◆ DESCRIPTION OF THE TASK
Lines containing the word "brand" should be extracted in full.

Dataset records
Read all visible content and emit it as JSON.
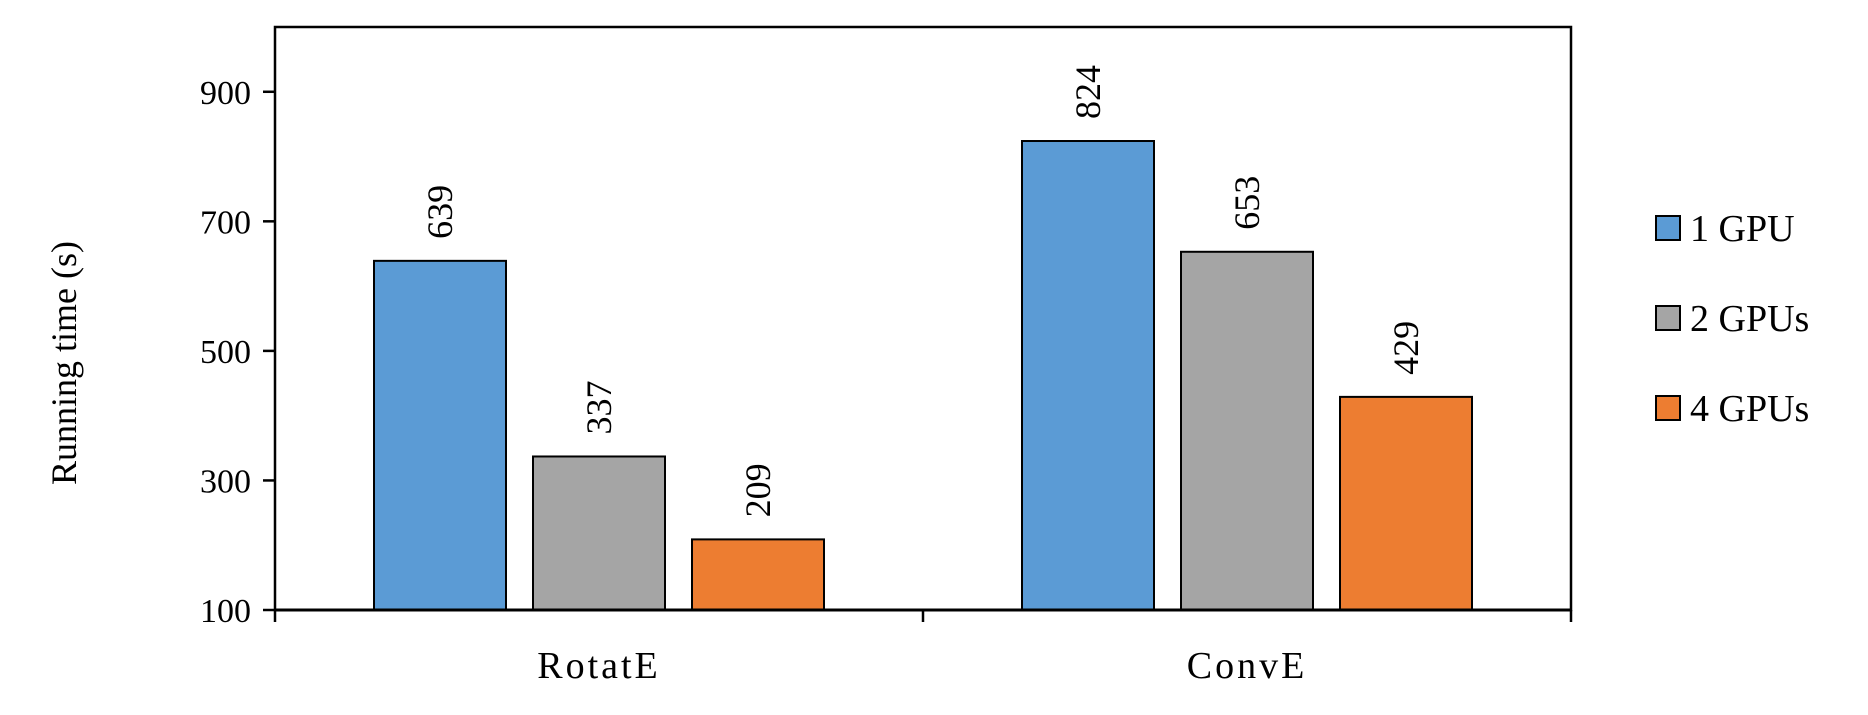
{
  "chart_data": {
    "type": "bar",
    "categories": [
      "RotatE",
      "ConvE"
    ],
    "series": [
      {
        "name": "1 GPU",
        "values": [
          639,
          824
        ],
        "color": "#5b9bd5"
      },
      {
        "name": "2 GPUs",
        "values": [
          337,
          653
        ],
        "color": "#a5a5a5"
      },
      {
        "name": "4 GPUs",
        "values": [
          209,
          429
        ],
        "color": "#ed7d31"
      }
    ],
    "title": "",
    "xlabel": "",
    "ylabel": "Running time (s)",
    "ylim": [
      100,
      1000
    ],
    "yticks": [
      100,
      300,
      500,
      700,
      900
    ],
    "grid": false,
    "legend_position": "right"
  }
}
* * *
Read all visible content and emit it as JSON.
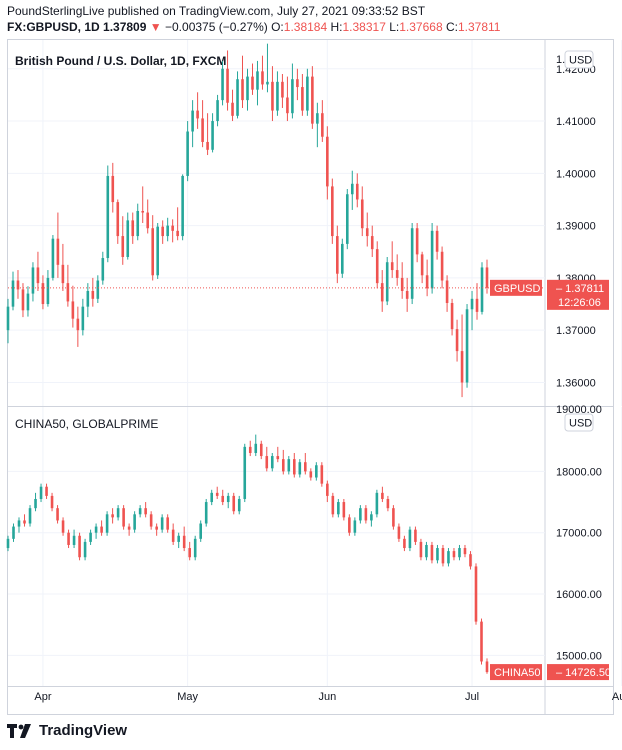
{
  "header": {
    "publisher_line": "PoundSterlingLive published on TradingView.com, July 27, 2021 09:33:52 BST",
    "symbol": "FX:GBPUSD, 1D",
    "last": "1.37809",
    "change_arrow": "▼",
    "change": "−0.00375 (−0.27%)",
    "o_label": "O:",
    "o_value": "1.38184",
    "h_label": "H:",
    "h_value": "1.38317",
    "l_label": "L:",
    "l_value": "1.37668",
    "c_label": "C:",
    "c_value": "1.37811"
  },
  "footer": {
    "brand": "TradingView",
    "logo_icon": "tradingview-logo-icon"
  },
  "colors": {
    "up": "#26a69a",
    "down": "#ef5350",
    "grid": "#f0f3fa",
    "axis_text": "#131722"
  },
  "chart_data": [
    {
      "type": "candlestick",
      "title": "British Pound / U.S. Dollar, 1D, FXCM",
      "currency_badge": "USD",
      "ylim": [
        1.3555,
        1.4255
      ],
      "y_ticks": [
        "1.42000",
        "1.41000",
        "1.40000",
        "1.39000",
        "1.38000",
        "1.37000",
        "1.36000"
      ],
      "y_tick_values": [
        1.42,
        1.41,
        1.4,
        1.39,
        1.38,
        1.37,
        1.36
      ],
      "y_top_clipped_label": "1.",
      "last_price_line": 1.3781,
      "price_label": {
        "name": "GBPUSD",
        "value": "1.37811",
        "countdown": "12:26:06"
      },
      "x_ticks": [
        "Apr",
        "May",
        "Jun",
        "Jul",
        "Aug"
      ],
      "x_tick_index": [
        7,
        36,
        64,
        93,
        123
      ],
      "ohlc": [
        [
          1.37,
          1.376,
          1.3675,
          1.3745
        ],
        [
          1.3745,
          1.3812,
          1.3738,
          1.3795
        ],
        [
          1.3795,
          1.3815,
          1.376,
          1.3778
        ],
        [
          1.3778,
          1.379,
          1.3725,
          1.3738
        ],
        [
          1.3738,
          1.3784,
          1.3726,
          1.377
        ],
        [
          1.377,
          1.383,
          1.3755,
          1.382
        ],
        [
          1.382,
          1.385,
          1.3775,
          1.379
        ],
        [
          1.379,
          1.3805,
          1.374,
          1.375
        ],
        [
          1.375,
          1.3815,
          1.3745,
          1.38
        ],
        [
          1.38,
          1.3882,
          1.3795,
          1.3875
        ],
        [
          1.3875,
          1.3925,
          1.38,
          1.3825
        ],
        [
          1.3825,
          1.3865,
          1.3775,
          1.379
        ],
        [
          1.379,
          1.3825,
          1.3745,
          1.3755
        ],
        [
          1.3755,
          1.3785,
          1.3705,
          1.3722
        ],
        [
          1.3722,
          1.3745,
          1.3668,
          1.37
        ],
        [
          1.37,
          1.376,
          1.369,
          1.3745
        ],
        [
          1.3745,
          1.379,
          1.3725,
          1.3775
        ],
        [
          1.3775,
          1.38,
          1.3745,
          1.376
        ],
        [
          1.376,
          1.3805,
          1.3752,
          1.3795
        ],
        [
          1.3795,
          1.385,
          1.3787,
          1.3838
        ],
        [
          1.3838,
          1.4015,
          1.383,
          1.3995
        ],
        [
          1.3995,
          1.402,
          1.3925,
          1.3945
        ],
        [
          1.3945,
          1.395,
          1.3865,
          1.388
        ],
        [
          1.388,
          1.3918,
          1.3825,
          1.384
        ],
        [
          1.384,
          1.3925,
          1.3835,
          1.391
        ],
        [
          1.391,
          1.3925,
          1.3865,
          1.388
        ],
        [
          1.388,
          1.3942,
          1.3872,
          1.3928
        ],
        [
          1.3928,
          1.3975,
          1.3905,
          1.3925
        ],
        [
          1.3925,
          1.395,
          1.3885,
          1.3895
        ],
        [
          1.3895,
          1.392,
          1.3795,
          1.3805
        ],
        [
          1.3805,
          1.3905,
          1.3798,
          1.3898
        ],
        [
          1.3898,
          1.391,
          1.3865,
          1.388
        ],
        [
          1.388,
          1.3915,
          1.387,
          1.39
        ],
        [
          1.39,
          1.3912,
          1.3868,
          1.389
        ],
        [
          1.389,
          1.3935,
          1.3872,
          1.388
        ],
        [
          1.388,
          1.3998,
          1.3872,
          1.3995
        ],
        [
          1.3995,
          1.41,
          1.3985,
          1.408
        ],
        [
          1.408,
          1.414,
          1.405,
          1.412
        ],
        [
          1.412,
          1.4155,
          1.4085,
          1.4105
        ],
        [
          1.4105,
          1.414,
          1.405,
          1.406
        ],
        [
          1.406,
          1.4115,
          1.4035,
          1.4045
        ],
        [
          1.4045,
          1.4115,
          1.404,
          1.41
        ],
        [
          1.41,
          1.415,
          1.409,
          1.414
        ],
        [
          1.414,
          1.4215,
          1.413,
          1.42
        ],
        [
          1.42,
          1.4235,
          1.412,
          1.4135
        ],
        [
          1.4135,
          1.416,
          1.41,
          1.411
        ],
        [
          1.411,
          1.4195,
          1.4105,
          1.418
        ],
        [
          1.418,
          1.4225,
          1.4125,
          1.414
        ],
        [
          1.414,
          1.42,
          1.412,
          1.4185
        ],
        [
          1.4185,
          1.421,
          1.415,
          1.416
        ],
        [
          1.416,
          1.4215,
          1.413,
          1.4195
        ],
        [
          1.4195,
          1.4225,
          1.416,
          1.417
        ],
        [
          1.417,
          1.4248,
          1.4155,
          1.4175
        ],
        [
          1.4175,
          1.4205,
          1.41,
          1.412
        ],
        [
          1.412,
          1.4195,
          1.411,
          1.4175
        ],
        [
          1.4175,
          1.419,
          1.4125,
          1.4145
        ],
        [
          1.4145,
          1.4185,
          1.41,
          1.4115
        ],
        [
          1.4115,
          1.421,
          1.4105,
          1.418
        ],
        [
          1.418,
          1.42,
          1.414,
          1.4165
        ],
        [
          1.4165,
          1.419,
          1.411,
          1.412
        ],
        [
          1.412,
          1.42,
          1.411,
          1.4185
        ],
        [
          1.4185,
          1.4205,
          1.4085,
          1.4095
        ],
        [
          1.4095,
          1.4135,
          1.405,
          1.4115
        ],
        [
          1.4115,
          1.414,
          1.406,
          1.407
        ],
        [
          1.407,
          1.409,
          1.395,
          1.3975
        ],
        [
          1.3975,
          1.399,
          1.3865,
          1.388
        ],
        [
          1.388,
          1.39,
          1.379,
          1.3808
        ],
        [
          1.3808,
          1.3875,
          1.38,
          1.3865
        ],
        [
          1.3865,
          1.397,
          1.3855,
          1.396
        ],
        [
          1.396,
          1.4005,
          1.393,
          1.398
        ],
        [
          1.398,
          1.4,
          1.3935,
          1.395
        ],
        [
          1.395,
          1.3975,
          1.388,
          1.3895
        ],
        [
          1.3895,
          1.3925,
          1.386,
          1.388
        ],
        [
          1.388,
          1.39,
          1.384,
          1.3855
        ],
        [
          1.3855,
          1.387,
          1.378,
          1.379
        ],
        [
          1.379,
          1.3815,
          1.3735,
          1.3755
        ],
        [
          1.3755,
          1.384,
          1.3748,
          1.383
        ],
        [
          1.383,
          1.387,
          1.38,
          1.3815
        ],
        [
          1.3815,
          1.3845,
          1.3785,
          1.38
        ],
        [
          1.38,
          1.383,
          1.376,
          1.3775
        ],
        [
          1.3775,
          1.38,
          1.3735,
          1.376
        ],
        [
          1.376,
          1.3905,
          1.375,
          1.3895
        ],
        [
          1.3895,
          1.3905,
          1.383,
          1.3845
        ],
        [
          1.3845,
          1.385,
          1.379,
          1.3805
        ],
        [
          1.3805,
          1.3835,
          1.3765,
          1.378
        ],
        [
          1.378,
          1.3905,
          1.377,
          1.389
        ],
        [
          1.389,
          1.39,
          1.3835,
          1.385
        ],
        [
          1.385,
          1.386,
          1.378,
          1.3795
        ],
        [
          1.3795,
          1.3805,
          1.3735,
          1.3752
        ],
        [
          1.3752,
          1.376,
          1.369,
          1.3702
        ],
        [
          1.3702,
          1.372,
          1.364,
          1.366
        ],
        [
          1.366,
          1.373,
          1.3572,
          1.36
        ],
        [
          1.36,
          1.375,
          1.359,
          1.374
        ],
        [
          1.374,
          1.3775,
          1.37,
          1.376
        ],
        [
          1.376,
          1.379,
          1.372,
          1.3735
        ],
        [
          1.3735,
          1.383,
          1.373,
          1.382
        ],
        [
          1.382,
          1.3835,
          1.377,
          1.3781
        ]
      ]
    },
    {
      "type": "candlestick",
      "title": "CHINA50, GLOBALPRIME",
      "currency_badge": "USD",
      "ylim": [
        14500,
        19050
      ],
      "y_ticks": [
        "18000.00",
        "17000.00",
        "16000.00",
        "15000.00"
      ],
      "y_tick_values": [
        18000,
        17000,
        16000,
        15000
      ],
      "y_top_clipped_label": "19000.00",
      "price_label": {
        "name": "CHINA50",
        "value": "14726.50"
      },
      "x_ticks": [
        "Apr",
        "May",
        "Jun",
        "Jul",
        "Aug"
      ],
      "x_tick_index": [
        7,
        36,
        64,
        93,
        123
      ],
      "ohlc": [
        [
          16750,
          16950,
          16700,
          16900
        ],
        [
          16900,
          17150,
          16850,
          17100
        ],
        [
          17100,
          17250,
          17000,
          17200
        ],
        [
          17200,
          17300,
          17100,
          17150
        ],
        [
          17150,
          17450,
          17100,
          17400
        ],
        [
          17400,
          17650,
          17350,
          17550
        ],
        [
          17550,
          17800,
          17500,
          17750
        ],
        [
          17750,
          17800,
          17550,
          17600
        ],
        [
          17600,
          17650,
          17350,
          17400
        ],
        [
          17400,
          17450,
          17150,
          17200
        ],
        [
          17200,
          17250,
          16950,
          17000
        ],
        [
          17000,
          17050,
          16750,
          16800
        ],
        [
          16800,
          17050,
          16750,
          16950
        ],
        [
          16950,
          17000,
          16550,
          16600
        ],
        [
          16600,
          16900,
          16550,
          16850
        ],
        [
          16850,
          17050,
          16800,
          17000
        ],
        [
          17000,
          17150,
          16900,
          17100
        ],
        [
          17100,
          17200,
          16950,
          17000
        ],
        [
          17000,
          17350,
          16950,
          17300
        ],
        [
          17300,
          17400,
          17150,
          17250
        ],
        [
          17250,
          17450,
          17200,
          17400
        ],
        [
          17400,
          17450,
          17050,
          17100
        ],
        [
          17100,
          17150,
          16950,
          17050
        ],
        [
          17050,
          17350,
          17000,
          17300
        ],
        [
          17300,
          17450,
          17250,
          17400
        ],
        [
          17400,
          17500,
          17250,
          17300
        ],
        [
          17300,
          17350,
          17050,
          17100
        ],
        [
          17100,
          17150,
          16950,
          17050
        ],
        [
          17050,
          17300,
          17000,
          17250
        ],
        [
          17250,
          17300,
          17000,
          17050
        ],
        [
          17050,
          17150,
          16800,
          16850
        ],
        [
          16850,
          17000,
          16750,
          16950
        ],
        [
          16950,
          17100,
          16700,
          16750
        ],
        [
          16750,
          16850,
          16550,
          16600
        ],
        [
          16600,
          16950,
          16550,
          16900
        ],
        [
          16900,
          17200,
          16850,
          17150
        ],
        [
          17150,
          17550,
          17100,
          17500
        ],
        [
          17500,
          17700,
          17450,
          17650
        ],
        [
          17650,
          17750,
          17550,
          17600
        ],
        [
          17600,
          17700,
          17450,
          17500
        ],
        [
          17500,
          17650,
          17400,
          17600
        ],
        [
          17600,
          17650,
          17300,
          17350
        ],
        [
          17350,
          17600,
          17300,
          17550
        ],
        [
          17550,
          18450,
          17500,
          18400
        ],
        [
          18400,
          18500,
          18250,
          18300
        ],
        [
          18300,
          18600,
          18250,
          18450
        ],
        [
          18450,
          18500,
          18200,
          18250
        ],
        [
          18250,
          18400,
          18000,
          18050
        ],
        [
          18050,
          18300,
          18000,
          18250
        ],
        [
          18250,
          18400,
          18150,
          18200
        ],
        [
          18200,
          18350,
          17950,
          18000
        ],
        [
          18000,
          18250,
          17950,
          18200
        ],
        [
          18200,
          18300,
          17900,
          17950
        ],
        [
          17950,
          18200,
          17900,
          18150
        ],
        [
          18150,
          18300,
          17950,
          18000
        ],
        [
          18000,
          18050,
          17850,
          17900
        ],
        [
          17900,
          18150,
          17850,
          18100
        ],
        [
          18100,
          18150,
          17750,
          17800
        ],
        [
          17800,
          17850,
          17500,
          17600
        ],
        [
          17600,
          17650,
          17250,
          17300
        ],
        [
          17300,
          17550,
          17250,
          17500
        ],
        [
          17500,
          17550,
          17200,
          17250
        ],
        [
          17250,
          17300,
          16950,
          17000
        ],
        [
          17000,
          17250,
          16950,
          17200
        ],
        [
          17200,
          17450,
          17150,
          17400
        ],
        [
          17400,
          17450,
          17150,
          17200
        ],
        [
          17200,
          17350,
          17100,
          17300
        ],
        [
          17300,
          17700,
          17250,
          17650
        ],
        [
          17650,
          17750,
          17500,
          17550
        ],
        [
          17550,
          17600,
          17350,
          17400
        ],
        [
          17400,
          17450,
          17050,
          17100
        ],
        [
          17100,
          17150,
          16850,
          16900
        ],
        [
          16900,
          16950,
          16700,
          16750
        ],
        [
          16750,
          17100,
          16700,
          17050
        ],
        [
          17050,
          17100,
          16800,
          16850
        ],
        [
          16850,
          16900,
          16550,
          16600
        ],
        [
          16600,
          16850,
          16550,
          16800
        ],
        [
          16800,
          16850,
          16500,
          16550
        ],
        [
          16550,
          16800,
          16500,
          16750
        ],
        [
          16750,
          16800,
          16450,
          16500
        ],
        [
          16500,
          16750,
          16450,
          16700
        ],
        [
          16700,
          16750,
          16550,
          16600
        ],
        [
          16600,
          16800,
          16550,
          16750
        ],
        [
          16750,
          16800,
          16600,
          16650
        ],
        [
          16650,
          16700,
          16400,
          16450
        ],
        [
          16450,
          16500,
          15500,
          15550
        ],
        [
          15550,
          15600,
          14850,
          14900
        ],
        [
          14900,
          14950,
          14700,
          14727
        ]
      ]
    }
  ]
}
* * *
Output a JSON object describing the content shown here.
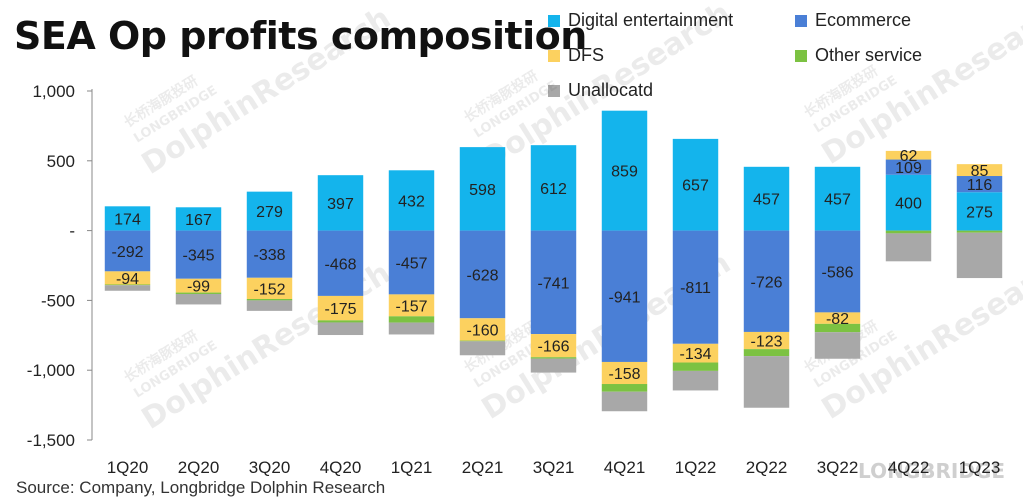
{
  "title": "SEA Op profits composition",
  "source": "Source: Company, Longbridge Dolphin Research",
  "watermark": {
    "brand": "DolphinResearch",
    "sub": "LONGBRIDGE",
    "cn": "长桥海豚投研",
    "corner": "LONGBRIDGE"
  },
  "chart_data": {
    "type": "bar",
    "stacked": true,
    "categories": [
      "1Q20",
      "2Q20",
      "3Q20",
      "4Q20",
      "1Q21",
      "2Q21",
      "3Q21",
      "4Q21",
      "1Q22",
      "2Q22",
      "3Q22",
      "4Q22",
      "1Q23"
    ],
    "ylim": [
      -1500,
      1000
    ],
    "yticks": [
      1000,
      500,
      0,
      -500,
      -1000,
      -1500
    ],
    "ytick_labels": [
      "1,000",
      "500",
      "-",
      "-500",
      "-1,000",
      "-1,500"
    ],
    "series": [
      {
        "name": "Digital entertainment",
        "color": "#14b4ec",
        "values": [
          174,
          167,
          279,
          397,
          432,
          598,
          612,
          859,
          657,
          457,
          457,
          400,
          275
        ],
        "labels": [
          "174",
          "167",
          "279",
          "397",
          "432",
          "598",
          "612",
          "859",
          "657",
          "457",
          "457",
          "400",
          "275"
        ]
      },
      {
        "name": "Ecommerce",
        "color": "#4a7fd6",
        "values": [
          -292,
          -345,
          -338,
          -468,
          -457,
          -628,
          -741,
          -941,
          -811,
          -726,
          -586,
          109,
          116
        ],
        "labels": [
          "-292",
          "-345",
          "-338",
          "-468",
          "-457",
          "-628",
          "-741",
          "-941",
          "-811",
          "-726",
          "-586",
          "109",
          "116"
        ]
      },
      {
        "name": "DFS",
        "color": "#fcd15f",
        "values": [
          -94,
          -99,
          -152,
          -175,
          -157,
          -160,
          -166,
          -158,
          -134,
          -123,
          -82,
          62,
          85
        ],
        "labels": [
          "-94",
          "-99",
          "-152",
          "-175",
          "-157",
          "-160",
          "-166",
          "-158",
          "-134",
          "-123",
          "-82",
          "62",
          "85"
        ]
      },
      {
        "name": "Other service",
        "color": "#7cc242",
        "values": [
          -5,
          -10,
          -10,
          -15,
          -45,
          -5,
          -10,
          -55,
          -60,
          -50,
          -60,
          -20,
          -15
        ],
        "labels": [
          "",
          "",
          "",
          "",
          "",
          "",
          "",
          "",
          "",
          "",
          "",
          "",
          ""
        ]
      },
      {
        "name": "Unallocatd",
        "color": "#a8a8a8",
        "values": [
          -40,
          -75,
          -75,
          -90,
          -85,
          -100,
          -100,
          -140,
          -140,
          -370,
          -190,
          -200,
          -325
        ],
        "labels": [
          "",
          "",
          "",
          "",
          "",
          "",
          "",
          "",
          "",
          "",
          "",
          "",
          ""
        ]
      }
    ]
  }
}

◆ EXERCISE RESULT
    "brand": "TradingView",
    "brand": "DolphinResearch",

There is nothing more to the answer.